Input records
►

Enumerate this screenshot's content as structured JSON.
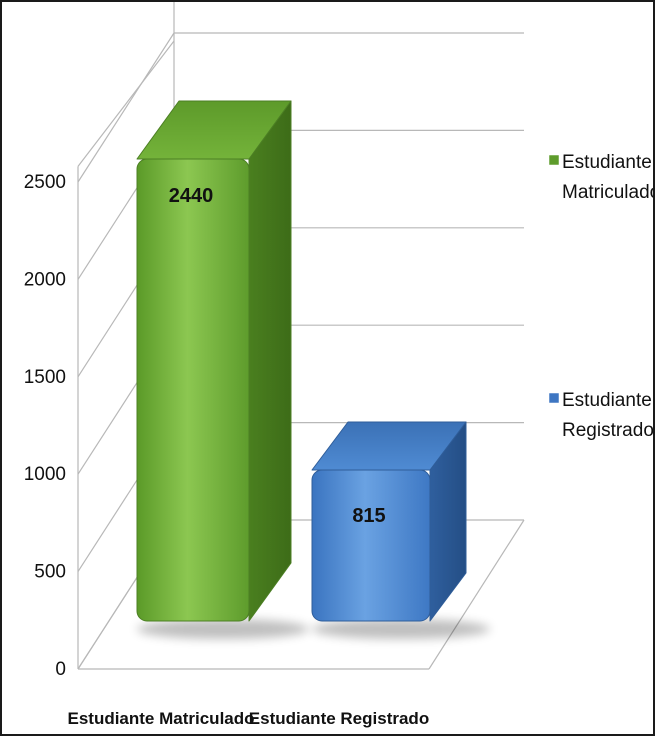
{
  "chart_data": {
    "type": "bar",
    "categories": [
      "Estudiante Matriculado",
      "Estudiante Registrado"
    ],
    "series": [
      {
        "name": "Estudiante Matriculado",
        "values": [
          2440,
          null
        ]
      },
      {
        "name": "Estudiante Registrado",
        "values": [
          null,
          815
        ]
      }
    ],
    "data_labels": [
      "2440",
      "815"
    ],
    "ylim": [
      0,
      2500
    ],
    "yticks": [
      0,
      500,
      1000,
      1500,
      2000,
      2500
    ],
    "grid": true,
    "style": "3d-rounded-bars",
    "legend": {
      "position": "right",
      "entries": [
        {
          "label_lines": [
            "Estudiante",
            "Matriculado"
          ],
          "color": "#5e9c2c"
        },
        {
          "label_lines": [
            "Estudiante",
            "Registrado"
          ],
          "color": "#3e76c2"
        }
      ]
    },
    "colors": {
      "green": "#6aa934",
      "blue": "#4a86d0"
    }
  }
}
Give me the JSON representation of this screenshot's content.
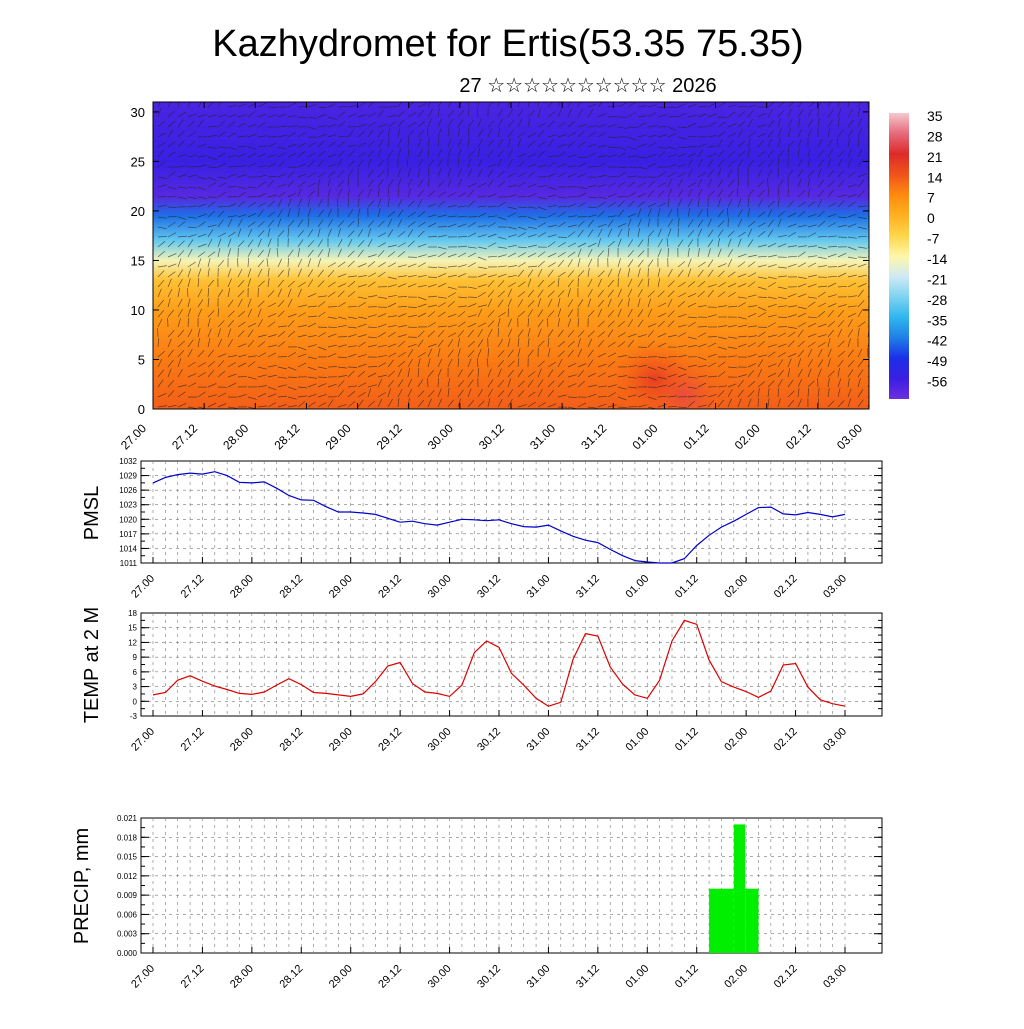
{
  "header": {
    "title": "Kazhydromet for Ertis(53.35 75.35)",
    "subtitle": "27 ☆☆☆☆☆☆☆☆☆☆ 2026"
  },
  "time_ticks": [
    "27.00",
    "27.12",
    "28.00",
    "28.12",
    "29.00",
    "29.12",
    "30.00",
    "30.12",
    "31.00",
    "31.12",
    "01.00",
    "01.12",
    "02.00",
    "02.12",
    "03.00"
  ],
  "chart_data": [
    {
      "type": "heatmap",
      "name": "vertical-profile",
      "x_ticks": [
        "27.00",
        "27.12",
        "28.00",
        "28.12",
        "29.00",
        "29.12",
        "30.00",
        "30.12",
        "31.00",
        "31.12",
        "01.00",
        "01.12",
        "02.00",
        "02.12",
        "03.00"
      ],
      "y_ticks": [
        "0",
        "5",
        "10",
        "15",
        "20",
        "25",
        "30"
      ],
      "ylim": [
        0,
        31
      ],
      "colorbar_labels": [
        "35",
        "28",
        "21",
        "14",
        "7",
        "0",
        "-7",
        "-14",
        "-21",
        "-28",
        "-35",
        "-42",
        "-49",
        "-56"
      ],
      "colorbar_range": [
        -63,
        42
      ],
      "colorbar_colors": [
        "#6b2ee0",
        "#3a1fe3",
        "#1b2fe8",
        "#1f7fe6",
        "#2fb6ee",
        "#7fd3f0",
        "#cfeaf5",
        "#fff6a8",
        "#ffd54a",
        "#ffb020",
        "#ff8a10",
        "#f0531a",
        "#dd2a2a",
        "#e66a7a",
        "#f6c8d0"
      ],
      "row_values_by_height": [
        {
          "y": 0,
          "value": 18
        },
        {
          "y": 5,
          "value": 14
        },
        {
          "y": 10,
          "value": 8
        },
        {
          "y": 13,
          "value": 1
        },
        {
          "y": 15,
          "value": -12
        },
        {
          "y": 17,
          "value": -28
        },
        {
          "y": 19.5,
          "value": -42
        },
        {
          "y": 21.5,
          "value": -60
        },
        {
          "y": 25,
          "value": -55
        },
        {
          "y": 31,
          "value": -58
        }
      ],
      "warm_spots": [
        {
          "x": 10.35,
          "y": 1.5,
          "value": 30
        },
        {
          "x": 9.8,
          "y": 3,
          "value": 24
        }
      ]
    },
    {
      "type": "line",
      "name": "pmsl",
      "ylabel": "PMSL",
      "color": "#0000cc",
      "y_ticks": [
        1011,
        1014,
        1017,
        1020,
        1023,
        1026,
        1029,
        1032
      ],
      "ylim": [
        1011,
        1032
      ],
      "x_ticks": [
        "27.00",
        "27.12",
        "28.00",
        "28.12",
        "29.00",
        "29.12",
        "30.00",
        "30.12",
        "31.00",
        "31.12",
        "01.00",
        "01.12",
        "02.00",
        "02.12",
        "03.00"
      ],
      "values": [
        1027.5,
        1028.6,
        1029.2,
        1029.5,
        1029.3,
        1029.8,
        1029.0,
        1027.6,
        1027.5,
        1027.7,
        1026.4,
        1024.9,
        1024.0,
        1023.9,
        1022.6,
        1021.5,
        1021.5,
        1021.3,
        1021.0,
        1020.2,
        1019.4,
        1019.6,
        1019.1,
        1018.8,
        1019.4,
        1020.0,
        1019.9,
        1019.7,
        1019.9,
        1019.1,
        1018.5,
        1018.4,
        1018.8,
        1017.6,
        1016.5,
        1015.7,
        1015.2,
        1013.8,
        1012.5,
        1011.5,
        1011.2,
        1011.0,
        1011.0,
        1011.9,
        1014.6,
        1016.7,
        1018.4,
        1019.6,
        1021.0,
        1022.4,
        1022.5,
        1021.1,
        1020.9,
        1021.4,
        1021.0,
        1020.5,
        1021.0
      ]
    },
    {
      "type": "line",
      "name": "temp-2m",
      "ylabel": "TEMP at 2 M",
      "color": "#dd0000",
      "y_ticks": [
        -3,
        0,
        3,
        6,
        9,
        12,
        15,
        18
      ],
      "ylim": [
        -3,
        18
      ],
      "x_ticks": [
        "27.00",
        "27.12",
        "28.00",
        "28.12",
        "29.00",
        "29.12",
        "30.00",
        "30.12",
        "31.00",
        "31.12",
        "01.00",
        "01.12",
        "02.00",
        "02.12",
        "03.00"
      ],
      "values": [
        1.3,
        1.8,
        4.3,
        5.2,
        4.1,
        3.1,
        2.4,
        1.6,
        1.4,
        1.9,
        3.3,
        4.6,
        3.4,
        1.8,
        1.6,
        1.3,
        1.0,
        1.5,
        4.0,
        7.2,
        7.9,
        3.6,
        1.9,
        1.6,
        1.0,
        3.3,
        9.9,
        12.3,
        11.0,
        5.7,
        3.3,
        0.6,
        -1.0,
        -0.2,
        8.6,
        13.8,
        13.3,
        7.0,
        3.5,
        1.3,
        0.6,
        4.3,
        12.3,
        16.5,
        15.7,
        8.4,
        4.0,
        2.9,
        2.0,
        0.8,
        2.1,
        7.4,
        7.7,
        2.9,
        0.3,
        -0.5,
        -1.0
      ]
    },
    {
      "type": "bar",
      "name": "precip",
      "ylabel": "PRECIP, mm",
      "color": "#00ee00",
      "y_ticks": [
        "0.000",
        "0.003",
        "0.006",
        "0.009",
        "0.012",
        "0.015",
        "0.018",
        "0.021"
      ],
      "ylim": [
        0,
        0.021
      ],
      "x_ticks": [
        "27.00",
        "27.12",
        "28.00",
        "28.12",
        "29.00",
        "29.12",
        "30.00",
        "30.12",
        "31.00",
        "31.12",
        "01.00",
        "01.12",
        "02.00",
        "02.12",
        "03.00"
      ],
      "bars": [
        {
          "x_start": 11.25,
          "x_end": 11.75,
          "value": 0.01
        },
        {
          "x_start": 11.75,
          "x_end": 11.98,
          "value": 0.02
        },
        {
          "x_start": 11.98,
          "x_end": 12.25,
          "value": 0.01
        }
      ]
    }
  ]
}
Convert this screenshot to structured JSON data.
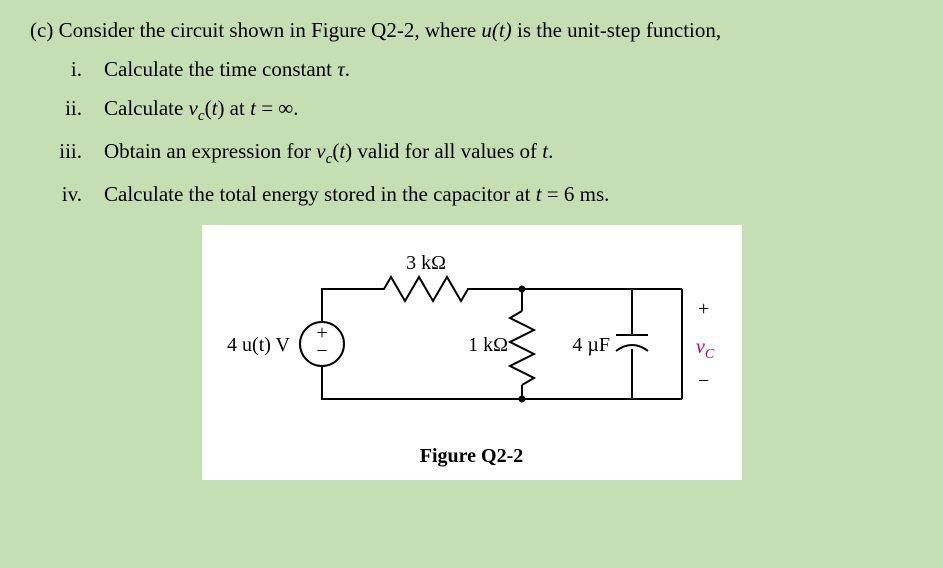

◄

Where does the word "Registrado" appear in the listing? List each line that holds it.

      "Estudiante Registrado"
        "name": "Estudiante Registrado",
            "Registrado"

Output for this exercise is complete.